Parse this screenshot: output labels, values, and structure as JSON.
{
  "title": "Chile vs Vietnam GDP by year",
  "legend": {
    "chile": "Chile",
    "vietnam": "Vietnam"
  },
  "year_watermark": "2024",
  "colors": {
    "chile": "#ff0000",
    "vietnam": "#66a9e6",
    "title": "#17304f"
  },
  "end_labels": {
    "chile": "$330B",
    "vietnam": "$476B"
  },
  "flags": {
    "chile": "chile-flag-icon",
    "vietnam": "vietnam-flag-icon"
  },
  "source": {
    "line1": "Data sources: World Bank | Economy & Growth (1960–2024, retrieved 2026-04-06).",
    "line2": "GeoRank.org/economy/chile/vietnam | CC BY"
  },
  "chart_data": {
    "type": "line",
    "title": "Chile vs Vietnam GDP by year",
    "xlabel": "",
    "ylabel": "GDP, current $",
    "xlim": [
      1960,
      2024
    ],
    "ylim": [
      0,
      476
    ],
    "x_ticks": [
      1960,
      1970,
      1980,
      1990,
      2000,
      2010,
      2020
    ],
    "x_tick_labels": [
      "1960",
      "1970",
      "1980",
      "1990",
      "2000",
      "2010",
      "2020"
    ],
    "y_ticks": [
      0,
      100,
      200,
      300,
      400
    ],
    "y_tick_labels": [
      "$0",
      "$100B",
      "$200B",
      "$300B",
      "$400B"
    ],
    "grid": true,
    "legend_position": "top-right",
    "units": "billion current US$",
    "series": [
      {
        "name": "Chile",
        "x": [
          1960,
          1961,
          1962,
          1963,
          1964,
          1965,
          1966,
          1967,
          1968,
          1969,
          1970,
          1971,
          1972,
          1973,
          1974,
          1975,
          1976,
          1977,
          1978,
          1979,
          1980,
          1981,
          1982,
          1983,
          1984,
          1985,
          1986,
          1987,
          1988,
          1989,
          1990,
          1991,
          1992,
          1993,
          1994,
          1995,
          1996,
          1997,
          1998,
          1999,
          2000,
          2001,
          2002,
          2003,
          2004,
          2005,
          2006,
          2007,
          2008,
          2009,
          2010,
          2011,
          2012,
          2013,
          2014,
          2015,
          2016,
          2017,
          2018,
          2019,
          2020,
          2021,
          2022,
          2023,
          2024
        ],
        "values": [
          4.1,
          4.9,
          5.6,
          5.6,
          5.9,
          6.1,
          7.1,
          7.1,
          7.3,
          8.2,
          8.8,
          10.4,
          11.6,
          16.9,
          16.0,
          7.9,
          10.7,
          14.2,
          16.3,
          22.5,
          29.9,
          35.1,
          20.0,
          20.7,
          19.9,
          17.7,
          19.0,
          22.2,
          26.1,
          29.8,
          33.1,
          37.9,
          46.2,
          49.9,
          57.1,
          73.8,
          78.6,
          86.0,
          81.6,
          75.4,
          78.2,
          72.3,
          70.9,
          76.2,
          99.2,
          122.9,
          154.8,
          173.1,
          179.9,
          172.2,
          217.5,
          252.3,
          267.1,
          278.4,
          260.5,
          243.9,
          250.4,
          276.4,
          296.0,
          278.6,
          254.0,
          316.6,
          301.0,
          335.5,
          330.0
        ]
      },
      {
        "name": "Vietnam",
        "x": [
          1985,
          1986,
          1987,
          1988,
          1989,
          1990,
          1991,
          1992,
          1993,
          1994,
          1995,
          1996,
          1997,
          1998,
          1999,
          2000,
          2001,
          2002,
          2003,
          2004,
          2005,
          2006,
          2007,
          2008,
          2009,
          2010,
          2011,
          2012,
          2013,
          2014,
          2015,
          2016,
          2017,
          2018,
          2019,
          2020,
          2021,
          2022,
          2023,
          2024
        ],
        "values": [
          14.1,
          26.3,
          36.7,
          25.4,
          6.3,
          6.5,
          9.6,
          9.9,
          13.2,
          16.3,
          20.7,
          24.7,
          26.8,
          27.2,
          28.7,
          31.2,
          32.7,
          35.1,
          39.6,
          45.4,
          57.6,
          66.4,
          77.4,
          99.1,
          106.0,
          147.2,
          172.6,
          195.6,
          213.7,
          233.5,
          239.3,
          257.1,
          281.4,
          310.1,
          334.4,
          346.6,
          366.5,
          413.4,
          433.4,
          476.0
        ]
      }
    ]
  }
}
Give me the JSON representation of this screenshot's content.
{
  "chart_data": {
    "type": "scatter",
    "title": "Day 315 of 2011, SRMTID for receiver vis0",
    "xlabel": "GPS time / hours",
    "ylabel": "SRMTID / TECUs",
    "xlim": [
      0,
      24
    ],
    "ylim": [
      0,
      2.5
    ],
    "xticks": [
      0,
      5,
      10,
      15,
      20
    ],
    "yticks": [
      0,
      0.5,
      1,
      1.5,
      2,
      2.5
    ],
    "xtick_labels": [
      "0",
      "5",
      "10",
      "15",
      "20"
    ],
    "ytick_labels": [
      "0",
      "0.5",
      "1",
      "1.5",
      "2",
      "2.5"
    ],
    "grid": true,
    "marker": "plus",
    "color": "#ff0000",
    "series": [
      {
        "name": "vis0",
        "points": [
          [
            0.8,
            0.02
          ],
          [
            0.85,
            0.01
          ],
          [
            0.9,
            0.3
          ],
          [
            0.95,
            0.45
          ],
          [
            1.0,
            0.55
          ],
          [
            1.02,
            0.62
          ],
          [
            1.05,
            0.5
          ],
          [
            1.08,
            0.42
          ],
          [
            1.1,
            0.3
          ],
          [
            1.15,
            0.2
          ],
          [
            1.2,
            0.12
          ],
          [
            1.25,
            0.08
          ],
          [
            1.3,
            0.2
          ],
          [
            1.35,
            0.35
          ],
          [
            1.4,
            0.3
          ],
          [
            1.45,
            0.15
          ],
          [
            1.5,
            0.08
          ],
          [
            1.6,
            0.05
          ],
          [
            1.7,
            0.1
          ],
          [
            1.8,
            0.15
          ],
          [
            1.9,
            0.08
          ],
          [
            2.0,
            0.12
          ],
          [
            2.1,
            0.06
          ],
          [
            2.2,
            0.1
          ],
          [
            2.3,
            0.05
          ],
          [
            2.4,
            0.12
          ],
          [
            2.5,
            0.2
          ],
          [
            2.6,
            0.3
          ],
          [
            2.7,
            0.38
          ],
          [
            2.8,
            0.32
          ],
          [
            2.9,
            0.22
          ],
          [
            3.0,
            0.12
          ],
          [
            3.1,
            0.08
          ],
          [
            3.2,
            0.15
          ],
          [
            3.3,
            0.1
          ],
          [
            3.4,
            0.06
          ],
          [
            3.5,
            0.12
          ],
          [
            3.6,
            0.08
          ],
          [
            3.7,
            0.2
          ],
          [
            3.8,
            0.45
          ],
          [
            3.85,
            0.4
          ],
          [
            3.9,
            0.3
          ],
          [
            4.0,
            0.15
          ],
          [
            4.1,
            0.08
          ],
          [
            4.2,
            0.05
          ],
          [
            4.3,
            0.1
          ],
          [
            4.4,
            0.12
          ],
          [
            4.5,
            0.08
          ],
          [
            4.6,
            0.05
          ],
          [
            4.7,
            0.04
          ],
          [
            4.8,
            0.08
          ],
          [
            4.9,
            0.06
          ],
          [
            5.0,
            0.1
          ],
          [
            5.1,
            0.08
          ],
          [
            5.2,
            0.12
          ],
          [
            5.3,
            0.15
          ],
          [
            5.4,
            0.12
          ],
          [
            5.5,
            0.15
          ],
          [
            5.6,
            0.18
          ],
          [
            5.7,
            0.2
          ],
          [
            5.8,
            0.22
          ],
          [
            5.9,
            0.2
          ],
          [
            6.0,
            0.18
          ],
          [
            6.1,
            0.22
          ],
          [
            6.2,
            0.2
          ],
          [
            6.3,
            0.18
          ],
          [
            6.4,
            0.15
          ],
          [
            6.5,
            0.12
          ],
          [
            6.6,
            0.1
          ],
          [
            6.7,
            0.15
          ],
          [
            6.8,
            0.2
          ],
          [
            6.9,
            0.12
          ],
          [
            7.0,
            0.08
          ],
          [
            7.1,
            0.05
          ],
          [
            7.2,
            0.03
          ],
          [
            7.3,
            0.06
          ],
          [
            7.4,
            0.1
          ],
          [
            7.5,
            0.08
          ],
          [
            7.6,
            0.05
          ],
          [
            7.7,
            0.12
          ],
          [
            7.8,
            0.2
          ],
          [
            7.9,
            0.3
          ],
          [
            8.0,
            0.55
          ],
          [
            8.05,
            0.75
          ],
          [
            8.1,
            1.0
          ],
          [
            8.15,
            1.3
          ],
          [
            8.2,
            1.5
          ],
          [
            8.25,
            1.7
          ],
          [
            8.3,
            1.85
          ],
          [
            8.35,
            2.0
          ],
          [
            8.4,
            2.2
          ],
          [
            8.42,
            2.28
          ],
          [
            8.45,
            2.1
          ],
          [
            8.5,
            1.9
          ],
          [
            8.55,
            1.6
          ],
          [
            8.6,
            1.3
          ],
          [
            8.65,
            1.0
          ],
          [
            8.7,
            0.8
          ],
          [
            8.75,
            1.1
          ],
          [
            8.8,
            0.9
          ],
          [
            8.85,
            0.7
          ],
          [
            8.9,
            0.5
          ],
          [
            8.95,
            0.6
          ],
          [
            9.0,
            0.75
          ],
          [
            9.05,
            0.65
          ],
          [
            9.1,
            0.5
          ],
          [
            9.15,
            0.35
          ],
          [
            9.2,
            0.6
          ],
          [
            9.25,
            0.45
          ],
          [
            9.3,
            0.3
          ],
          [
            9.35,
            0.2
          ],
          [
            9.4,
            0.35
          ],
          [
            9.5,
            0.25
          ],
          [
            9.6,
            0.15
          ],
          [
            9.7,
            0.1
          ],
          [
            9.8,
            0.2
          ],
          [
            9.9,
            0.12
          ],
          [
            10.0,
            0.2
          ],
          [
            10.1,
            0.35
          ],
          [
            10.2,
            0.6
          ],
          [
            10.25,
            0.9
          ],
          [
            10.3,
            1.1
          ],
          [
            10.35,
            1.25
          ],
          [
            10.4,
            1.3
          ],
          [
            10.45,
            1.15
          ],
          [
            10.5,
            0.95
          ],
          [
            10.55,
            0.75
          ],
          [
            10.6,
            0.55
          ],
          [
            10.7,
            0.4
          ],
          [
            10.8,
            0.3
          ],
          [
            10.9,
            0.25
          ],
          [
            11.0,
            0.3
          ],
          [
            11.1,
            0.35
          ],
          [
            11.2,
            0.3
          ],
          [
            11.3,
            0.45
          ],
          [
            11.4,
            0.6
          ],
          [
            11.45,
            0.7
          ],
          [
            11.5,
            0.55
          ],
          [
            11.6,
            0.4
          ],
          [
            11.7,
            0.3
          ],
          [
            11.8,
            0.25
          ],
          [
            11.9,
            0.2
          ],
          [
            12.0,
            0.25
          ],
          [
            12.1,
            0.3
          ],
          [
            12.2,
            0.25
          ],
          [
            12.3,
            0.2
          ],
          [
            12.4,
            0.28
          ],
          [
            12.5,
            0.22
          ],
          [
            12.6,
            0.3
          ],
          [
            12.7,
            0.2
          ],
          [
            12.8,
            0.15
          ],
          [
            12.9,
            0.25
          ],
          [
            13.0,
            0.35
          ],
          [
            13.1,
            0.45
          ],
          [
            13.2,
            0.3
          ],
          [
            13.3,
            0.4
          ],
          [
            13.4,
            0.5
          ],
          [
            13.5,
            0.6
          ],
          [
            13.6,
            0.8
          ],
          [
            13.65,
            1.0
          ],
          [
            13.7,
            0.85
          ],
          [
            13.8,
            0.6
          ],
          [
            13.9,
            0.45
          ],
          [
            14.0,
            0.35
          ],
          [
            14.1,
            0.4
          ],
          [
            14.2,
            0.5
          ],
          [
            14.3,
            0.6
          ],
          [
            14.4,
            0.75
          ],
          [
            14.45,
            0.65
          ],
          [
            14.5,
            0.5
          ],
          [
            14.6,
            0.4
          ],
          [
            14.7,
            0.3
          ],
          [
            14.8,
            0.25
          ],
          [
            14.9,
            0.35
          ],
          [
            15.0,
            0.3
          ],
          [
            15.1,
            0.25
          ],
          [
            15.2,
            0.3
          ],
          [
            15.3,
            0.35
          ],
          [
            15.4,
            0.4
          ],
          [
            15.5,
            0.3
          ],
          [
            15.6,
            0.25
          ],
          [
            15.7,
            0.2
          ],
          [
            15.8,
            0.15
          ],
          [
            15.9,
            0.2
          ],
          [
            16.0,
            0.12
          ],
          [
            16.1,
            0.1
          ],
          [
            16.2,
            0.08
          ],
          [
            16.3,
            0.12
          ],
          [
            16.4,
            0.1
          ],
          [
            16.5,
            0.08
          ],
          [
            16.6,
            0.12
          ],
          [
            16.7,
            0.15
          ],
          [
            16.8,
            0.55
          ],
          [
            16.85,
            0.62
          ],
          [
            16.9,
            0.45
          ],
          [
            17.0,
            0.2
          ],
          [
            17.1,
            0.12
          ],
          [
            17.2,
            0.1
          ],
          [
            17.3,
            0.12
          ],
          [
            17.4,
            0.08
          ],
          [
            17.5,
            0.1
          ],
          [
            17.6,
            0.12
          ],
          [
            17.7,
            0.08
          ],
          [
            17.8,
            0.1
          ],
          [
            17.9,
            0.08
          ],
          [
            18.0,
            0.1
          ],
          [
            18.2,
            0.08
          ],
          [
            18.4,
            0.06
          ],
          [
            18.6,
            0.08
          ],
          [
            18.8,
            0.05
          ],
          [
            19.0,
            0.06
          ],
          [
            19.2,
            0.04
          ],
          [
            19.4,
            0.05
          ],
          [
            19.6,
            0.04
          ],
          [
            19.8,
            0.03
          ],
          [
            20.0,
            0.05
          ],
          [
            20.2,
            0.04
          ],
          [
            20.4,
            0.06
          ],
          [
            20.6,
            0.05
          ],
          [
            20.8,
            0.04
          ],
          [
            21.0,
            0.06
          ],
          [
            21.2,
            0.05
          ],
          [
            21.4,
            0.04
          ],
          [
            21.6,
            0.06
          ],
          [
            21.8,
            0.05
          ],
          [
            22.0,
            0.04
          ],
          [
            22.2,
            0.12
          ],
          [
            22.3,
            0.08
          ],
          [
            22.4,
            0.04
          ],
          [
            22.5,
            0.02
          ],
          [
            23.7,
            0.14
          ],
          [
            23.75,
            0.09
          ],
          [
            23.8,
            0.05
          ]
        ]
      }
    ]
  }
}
______________________________
**Request**
List every line above containing the word "current".

**Full solution**
    "ylabel": "GDP, current $",
    "units": "billion current US$",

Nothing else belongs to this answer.